Directive:
Find each line with "flowers" and copy it.

Task input:
────────
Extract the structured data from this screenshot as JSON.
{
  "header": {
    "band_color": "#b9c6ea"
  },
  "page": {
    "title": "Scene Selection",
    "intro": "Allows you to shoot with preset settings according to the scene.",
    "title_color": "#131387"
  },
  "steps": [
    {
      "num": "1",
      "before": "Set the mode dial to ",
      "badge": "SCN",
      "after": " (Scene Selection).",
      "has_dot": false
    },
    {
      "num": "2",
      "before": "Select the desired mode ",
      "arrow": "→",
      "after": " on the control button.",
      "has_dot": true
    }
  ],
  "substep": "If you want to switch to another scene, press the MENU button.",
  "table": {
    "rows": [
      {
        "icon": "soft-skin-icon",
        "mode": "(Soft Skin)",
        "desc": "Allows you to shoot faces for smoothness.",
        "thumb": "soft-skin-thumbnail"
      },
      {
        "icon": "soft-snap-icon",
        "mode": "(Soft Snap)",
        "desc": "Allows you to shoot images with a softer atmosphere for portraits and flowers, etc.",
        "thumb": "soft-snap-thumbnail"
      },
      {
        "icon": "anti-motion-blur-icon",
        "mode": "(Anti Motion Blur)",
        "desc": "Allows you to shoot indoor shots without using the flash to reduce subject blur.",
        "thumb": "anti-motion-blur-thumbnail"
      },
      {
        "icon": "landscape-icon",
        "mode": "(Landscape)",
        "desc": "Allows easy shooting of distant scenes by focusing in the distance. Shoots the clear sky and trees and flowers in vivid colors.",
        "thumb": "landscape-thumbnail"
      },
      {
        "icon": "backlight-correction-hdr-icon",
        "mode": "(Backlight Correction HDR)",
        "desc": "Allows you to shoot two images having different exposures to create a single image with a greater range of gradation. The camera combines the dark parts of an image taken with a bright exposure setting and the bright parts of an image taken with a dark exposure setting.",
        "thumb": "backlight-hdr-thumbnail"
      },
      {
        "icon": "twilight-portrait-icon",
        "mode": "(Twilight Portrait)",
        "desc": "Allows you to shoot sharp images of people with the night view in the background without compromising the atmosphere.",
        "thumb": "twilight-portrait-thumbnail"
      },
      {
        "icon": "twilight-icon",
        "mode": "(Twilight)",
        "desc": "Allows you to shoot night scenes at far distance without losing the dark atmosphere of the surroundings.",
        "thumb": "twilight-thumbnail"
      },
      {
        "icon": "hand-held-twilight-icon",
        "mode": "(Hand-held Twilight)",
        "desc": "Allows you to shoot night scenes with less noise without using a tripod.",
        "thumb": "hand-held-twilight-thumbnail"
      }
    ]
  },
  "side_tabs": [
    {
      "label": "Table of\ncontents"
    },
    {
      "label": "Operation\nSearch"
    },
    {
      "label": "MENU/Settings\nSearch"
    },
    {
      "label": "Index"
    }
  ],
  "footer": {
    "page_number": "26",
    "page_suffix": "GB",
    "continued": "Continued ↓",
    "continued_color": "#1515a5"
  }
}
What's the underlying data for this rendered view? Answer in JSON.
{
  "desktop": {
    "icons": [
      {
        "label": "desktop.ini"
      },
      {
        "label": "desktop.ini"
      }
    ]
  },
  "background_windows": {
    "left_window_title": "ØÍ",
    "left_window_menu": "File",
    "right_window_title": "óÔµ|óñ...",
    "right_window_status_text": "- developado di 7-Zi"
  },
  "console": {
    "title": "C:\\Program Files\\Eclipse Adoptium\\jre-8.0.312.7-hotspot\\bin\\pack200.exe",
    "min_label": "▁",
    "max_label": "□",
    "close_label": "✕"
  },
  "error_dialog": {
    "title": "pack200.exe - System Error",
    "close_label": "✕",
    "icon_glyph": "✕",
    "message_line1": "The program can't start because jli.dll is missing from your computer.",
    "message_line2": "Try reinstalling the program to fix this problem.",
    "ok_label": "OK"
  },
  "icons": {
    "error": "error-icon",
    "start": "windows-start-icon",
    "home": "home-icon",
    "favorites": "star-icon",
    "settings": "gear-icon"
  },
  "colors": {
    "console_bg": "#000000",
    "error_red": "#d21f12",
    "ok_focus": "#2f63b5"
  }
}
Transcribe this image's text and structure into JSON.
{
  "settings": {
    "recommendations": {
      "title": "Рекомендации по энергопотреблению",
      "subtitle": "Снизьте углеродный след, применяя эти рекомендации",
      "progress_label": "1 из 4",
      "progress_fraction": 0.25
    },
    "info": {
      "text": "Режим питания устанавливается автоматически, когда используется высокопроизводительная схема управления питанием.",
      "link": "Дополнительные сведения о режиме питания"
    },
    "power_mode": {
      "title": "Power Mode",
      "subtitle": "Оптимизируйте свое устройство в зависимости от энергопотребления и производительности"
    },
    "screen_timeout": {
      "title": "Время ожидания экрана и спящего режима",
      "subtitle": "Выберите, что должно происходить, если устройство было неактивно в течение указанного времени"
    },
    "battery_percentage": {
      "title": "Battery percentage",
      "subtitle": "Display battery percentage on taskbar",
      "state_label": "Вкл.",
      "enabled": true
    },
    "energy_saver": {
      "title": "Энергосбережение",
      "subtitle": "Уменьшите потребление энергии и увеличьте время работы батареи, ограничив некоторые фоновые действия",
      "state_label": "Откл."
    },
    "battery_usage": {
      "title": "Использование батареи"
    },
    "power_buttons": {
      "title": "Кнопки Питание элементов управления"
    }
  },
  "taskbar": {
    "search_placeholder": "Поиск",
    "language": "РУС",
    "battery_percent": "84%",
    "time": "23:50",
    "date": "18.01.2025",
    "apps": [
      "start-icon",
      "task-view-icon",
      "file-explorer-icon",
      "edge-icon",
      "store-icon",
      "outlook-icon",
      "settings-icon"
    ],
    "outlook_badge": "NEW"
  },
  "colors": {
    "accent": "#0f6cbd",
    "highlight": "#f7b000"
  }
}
────────
Result below:
        "desc": "Allows you to shoot images with a softer atmosphere for portraits and flowers, etc.",
        "desc": "Allows easy shooting of distant scenes by focusing in the distance. Shoots the clear sky and trees and flowers in vivid colors.",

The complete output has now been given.